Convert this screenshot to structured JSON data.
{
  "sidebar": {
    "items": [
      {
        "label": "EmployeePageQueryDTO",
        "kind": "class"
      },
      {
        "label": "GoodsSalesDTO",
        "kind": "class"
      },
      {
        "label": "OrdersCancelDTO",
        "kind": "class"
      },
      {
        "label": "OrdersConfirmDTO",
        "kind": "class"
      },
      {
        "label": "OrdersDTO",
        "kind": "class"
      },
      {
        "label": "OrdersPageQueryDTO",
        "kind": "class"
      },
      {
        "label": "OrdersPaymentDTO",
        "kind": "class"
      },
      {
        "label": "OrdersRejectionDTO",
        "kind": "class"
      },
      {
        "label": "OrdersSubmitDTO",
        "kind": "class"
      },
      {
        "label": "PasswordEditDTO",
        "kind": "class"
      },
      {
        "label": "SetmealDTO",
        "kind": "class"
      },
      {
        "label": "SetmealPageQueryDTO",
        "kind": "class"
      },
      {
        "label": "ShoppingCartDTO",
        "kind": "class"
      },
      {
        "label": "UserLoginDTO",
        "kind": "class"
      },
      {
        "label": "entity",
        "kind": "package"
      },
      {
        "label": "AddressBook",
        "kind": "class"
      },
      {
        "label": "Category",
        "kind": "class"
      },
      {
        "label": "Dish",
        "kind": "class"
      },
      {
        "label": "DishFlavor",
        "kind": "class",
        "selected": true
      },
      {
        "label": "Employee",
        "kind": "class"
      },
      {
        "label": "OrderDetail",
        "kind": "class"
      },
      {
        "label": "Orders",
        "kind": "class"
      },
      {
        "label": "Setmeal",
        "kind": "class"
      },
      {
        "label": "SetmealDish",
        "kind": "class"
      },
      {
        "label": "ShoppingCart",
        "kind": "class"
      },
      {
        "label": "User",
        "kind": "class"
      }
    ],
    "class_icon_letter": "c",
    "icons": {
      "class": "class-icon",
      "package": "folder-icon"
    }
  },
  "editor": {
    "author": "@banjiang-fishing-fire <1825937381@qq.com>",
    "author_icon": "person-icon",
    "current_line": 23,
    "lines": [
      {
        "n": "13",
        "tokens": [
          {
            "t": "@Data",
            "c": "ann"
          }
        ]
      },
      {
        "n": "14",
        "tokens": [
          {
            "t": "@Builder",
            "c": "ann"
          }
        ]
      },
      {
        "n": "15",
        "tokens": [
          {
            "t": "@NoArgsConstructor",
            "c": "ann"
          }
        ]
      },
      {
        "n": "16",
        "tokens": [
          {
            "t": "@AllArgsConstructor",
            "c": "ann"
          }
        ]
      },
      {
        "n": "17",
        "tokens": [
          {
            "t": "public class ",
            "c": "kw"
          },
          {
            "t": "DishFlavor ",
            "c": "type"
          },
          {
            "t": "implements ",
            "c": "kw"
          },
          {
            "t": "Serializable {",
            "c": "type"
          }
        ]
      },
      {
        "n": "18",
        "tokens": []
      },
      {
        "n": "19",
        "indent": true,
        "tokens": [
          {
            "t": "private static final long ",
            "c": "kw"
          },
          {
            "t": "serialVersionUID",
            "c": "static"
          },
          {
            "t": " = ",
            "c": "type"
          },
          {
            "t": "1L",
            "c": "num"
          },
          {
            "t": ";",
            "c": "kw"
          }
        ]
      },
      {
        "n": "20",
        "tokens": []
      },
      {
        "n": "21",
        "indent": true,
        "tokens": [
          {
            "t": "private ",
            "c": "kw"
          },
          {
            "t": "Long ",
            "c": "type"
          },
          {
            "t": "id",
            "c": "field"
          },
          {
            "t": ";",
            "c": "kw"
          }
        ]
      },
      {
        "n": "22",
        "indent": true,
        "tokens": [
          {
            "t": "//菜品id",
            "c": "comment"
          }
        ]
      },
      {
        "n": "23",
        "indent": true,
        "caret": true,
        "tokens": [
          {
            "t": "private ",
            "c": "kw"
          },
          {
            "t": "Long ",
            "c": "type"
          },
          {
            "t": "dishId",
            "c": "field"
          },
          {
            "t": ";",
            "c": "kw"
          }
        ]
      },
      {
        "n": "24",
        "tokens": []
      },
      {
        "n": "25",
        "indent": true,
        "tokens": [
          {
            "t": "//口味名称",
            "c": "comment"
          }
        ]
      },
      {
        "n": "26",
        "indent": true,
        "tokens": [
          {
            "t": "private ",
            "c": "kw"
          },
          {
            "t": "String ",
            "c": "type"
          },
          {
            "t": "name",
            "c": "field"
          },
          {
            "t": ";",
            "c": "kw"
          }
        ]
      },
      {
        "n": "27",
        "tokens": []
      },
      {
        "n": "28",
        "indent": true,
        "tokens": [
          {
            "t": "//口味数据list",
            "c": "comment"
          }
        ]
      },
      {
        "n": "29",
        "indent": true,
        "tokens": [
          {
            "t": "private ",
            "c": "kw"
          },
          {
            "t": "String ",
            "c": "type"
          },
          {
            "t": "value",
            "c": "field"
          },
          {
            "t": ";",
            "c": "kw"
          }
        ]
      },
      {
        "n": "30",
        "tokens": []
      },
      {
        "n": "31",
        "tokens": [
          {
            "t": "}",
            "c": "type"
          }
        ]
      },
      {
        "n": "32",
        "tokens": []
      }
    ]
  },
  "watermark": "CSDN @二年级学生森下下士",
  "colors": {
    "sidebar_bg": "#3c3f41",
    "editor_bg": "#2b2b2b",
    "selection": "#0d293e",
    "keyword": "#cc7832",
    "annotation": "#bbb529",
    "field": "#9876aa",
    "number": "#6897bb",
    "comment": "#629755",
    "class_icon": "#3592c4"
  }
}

* * * * * * *

# [Exercise directions]
Quote each line above in full, word for word.

# [Answer to this exercise]
Convert this screenshot to structured JSON data.
{
  "sidebar": {
    "items": [
      {
        "label": "EmployeePageQueryDTO",
        "kind": "class"
      },
      {
        "label": "GoodsSalesDTO",
        "kind": "class"
      },
      {
        "label": "OrdersCancelDTO",
        "kind": "class"
      },
      {
        "label": "OrdersConfirmDTO",
        "kind": "class"
      },
      {
        "label": "OrdersDTO",
        "kind": "class"
      },
      {
        "label": "OrdersPageQueryDTO",
        "kind": "class"
      },
      {
        "label": "OrdersPaymentDTO",
        "kind": "class"
      },
      {
        "label": "OrdersRejectionDTO",
        "kind": "class"
      },
      {
        "label": "OrdersSubmitDTO",
        "kind": "class"
      },
      {
        "label": "PasswordEditDTO",
        "kind": "class"
      },
      {
        "label": "SetmealDTO",
        "kind": "class"
      },
      {
        "label": "SetmealPageQueryDTO",
        "kind": "class"
      },
      {
        "label": "ShoppingCartDTO",
        "kind": "class"
      },
      {
        "label": "UserLoginDTO",
        "kind": "class"
      },
      {
        "label": "entity",
        "kind": "package"
      },
      {
        "label": "AddressBook",
        "kind": "class"
      },
      {
        "label": "Category",
        "kind": "class"
      },
      {
        "label": "Dish",
        "kind": "class"
      },
      {
        "label": "DishFlavor",
        "kind": "class",
        "selected": true
      },
      {
        "label": "Employee",
        "kind": "class"
      },
      {
        "label": "OrderDetail",
        "kind": "class"
      },
      {
        "label": "Orders",
        "kind": "class"
      },
      {
        "label": "Setmeal",
        "kind": "class"
      },
      {
        "label": "SetmealDish",
        "kind": "class"
      },
      {
        "label": "ShoppingCart",
        "kind": "class"
      },
      {
        "label": "User",
        "kind": "class"
      }
    ],
    "class_icon_letter": "c",
    "icons": {
      "class": "class-icon",
      "package": "folder-icon"
    }
  },
  "editor": {
    "author": "@banjiang-fishing-fire <1825937381@qq.com>",
    "author_icon": "person-icon",
    "current_line": 23,
    "lines": [
      {
        "n": "13",
        "tokens": [
          {
            "t": "@Data",
            "c": "ann"
          }
        ]
      },
      {
        "n": "14",
        "tokens": [
          {
            "t": "@Builder",
            "c": "ann"
          }
        ]
      },
      {
        "n": "15",
        "tokens": [
          {
            "t": "@NoArgsConstructor",
            "c": "ann"
          }
        ]
      },
      {
        "n": "16",
        "tokens": [
          {
            "t": "@AllArgsConstructor",
            "c": "ann"
          }
        ]
      },
      {
        "n": "17",
        "tokens": [
          {
            "t": "public class ",
            "c": "kw"
          },
          {
            "t": "DishFlavor ",
            "c": "type"
          },
          {
            "t": "implements ",
            "c": "kw"
          },
          {
            "t": "Serializable {",
            "c": "type"
          }
        ]
      },
      {
        "n": "18",
        "tokens": []
      },
      {
        "n": "19",
        "indent": true,
        "tokens": [
          {
            "t": "private static final long ",
            "c": "kw"
          },
          {
            "t": "serialVersionUID",
            "c": "static"
          },
          {
            "t": " = ",
            "c": "type"
          },
          {
            "t": "1L",
            "c": "num"
          },
          {
            "t": ";",
            "c": "kw"
          }
        ]
      },
      {
        "n": "20",
        "tokens": []
      },
      {
        "n": "21",
        "indent": true,
        "tokens": [
          {
            "t": "private ",
            "c": "kw"
          },
          {
            "t": "Long ",
            "c": "type"
          },
          {
            "t": "id",
            "c": "field"
          },
          {
            "t": ";",
            "c": "kw"
          }
        ]
      },
      {
        "n": "22",
        "indent": true,
        "tokens": [
          {
            "t": "//菜品id",
            "c": "comment"
          }
        ]
      },
      {
        "n": "23",
        "indent": true,
        "caret": true,
        "tokens": [
          {
            "t": "private ",
            "c": "kw"
          },
          {
            "t": "Long ",
            "c": "type"
          },
          {
            "t": "dishId",
            "c": "field"
          },
          {
            "t": ";",
            "c": "kw"
          }
        ]
      },
      {
        "n": "24",
        "tokens": []
      },
      {
        "n": "25",
        "indent": true,
        "tokens": [
          {
            "t": "//口味名称",
            "c": "comment"
          }
        ]
      },
      {
        "n": "26",
        "indent": true,
        "tokens": [
          {
            "t": "private ",
            "c": "kw"
          },
          {
            "t": "String ",
            "c": "type"
          },
          {
            "t": "name",
            "c": "field"
          },
          {
            "t": ";",
            "c": "kw"
          }
        ]
      },
      {
        "n": "27",
        "tokens": []
      },
      {
        "n": "28",
        "indent": true,
        "tokens": [
          {
            "t": "//口味数据list",
            "c": "comment"
          }
        ]
      },
      {
        "n": "29",
        "indent": true,
        "tokens": [
          {
            "t": "private ",
            "c": "kw"
          },
          {
            "t": "String ",
            "c": "type"
          },
          {
            "t": "value",
            "c": "field"
          },
          {
            "t": ";",
            "c": "kw"
          }
        ]
      },
      {
        "n": "30",
        "tokens": []
      },
      {
        "n": "31",
        "tokens": [
          {
            "t": "}",
            "c": "type"
          }
        ]
      },
      {
        "n": "32",
        "tokens": []
      }
    ]
  },
  "watermark": "CSDN @二年级学生森下下士",
  "colors": {
    "sidebar_bg": "#3c3f41",
    "editor_bg": "#2b2b2b",
    "selection": "#0d293e",
    "keyword": "#cc7832",
    "annotation": "#bbb529",
    "field": "#9876aa",
    "number": "#6897bb",
    "comment": "#629755",
    "class_icon": "#3592c4"
  }
}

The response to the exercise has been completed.